* _PROBLEM DETAILS_: Identify every line in the records below that contains the word "Dollar", and reproduce each one.

* _EXTRACTED DATA_:
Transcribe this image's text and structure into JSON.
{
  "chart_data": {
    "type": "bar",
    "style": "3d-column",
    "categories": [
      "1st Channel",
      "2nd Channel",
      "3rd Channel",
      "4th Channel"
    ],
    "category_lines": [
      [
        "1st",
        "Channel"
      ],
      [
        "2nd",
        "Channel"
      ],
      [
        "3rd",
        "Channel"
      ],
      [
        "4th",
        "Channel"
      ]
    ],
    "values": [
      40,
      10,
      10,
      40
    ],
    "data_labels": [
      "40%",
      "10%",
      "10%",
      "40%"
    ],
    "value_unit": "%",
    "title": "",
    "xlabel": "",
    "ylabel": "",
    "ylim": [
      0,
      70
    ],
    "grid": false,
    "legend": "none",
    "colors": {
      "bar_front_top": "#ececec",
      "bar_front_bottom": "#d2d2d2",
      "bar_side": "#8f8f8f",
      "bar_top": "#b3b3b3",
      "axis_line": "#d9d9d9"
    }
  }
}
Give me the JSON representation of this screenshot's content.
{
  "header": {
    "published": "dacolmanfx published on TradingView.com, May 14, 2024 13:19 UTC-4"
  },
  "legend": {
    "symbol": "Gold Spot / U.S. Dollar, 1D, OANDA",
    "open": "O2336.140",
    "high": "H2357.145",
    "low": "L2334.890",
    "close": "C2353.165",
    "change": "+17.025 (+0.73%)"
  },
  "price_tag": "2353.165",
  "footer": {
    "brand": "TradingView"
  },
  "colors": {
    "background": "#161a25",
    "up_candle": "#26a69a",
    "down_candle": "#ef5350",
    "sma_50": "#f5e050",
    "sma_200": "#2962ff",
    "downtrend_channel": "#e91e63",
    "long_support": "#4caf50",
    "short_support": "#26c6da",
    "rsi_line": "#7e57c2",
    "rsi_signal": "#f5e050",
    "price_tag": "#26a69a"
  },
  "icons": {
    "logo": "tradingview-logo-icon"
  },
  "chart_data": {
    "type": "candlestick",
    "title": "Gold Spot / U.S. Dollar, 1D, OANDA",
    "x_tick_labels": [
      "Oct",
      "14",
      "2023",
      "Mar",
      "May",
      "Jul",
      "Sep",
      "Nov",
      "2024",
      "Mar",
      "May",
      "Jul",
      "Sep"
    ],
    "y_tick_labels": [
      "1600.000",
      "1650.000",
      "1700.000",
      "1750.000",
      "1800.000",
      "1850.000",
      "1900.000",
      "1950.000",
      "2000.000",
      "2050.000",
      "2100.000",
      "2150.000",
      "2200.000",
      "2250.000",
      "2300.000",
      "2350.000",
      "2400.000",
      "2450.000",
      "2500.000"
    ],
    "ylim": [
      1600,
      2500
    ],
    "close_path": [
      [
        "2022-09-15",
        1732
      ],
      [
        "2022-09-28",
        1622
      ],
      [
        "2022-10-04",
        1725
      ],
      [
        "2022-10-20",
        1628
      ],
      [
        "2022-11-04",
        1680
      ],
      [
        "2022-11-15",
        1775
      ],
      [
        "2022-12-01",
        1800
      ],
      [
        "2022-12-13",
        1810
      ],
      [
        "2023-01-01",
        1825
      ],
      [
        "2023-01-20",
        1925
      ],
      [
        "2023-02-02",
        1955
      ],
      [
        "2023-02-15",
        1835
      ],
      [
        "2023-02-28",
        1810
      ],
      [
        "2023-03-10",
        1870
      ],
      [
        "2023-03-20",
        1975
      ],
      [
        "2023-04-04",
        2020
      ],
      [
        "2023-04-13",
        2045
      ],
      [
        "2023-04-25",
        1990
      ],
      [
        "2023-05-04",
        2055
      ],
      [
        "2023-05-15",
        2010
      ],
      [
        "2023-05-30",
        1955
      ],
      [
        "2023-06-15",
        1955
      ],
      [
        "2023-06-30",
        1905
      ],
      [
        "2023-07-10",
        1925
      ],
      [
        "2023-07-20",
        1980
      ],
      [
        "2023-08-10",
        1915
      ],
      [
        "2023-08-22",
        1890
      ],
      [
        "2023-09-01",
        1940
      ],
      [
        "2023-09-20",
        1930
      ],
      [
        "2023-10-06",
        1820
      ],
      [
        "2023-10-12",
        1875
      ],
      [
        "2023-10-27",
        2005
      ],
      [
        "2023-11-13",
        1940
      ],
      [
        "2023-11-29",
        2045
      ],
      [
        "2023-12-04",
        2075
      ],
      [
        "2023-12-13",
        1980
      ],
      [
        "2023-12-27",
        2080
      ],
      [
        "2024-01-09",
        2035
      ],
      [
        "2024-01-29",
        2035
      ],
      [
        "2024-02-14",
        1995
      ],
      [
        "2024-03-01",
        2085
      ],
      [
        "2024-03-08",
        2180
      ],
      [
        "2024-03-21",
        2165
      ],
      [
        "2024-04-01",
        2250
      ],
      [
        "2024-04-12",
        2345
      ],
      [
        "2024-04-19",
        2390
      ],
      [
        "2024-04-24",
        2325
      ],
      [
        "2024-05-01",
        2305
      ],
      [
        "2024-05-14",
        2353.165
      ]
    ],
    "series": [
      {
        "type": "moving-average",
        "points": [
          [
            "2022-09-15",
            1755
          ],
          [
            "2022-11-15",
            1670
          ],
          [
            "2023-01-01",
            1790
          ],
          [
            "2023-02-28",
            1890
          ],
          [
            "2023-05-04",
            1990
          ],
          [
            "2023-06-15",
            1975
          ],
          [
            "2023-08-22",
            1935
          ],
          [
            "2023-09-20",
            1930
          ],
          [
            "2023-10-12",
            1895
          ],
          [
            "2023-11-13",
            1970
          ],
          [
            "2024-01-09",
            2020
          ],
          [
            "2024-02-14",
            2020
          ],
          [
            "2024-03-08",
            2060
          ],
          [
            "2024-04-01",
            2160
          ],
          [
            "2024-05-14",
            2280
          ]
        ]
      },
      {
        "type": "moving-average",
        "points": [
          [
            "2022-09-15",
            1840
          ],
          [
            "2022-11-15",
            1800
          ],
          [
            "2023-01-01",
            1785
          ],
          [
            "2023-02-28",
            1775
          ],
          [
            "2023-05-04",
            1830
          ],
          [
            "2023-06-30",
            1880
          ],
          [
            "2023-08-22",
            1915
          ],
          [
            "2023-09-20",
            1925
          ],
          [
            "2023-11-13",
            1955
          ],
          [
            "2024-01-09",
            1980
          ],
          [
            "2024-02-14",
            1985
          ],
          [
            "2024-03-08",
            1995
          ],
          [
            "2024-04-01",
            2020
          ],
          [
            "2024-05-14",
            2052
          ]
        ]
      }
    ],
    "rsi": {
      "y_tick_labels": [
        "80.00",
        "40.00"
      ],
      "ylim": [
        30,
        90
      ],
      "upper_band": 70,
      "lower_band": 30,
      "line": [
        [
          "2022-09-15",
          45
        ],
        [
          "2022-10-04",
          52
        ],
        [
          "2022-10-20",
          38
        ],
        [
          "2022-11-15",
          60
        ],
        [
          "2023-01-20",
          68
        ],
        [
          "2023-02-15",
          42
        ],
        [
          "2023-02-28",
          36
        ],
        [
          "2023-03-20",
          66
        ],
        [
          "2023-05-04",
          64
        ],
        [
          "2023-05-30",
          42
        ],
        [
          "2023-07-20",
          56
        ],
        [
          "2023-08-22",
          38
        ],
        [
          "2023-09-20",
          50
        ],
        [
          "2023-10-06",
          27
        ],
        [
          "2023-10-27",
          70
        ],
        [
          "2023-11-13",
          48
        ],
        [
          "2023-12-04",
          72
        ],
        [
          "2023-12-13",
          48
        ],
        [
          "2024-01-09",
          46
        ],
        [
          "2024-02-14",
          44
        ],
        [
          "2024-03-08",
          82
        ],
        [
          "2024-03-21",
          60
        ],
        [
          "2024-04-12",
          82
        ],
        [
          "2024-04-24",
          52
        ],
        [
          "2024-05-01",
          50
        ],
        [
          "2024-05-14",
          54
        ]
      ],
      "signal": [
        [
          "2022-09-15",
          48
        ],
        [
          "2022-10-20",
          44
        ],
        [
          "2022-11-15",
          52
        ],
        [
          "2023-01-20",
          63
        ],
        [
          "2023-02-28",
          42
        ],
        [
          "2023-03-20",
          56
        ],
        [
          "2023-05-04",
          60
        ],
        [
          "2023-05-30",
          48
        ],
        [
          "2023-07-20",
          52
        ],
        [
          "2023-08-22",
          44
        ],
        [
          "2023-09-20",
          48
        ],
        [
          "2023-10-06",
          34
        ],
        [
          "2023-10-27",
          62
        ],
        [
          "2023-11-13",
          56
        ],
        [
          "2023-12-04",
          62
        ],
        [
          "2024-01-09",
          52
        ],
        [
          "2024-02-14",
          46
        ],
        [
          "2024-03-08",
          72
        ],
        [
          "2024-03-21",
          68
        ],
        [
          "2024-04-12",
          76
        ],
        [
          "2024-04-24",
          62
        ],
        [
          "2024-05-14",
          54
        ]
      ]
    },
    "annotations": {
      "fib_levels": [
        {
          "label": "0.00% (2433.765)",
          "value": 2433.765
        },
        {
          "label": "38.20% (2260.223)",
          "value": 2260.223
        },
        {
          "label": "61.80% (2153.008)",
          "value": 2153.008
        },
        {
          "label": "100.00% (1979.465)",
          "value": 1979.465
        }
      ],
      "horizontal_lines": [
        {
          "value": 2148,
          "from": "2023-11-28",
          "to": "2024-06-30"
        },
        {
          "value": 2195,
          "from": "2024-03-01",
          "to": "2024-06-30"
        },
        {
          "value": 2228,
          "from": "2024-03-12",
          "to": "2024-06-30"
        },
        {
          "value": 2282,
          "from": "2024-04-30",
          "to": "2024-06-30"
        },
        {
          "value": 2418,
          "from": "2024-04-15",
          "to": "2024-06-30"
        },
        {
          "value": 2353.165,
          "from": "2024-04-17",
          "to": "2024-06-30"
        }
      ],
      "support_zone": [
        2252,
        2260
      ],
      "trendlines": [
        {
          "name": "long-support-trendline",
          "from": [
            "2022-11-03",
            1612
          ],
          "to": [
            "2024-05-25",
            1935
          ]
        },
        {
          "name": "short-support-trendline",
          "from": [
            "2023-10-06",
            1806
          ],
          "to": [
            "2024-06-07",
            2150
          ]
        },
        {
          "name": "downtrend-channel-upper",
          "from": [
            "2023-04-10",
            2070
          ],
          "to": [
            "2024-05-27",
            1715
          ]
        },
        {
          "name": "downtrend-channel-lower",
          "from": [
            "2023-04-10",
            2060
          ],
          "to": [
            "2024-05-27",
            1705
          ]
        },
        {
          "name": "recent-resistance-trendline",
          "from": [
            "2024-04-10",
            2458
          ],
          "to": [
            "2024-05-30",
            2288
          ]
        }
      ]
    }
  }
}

* _EXERCISE RESULT_:
    "symbol": "Gold Spot / U.S. Dollar, 1D, OANDA",
    "title": "Gold Spot / U.S. Dollar, 1D, OANDA",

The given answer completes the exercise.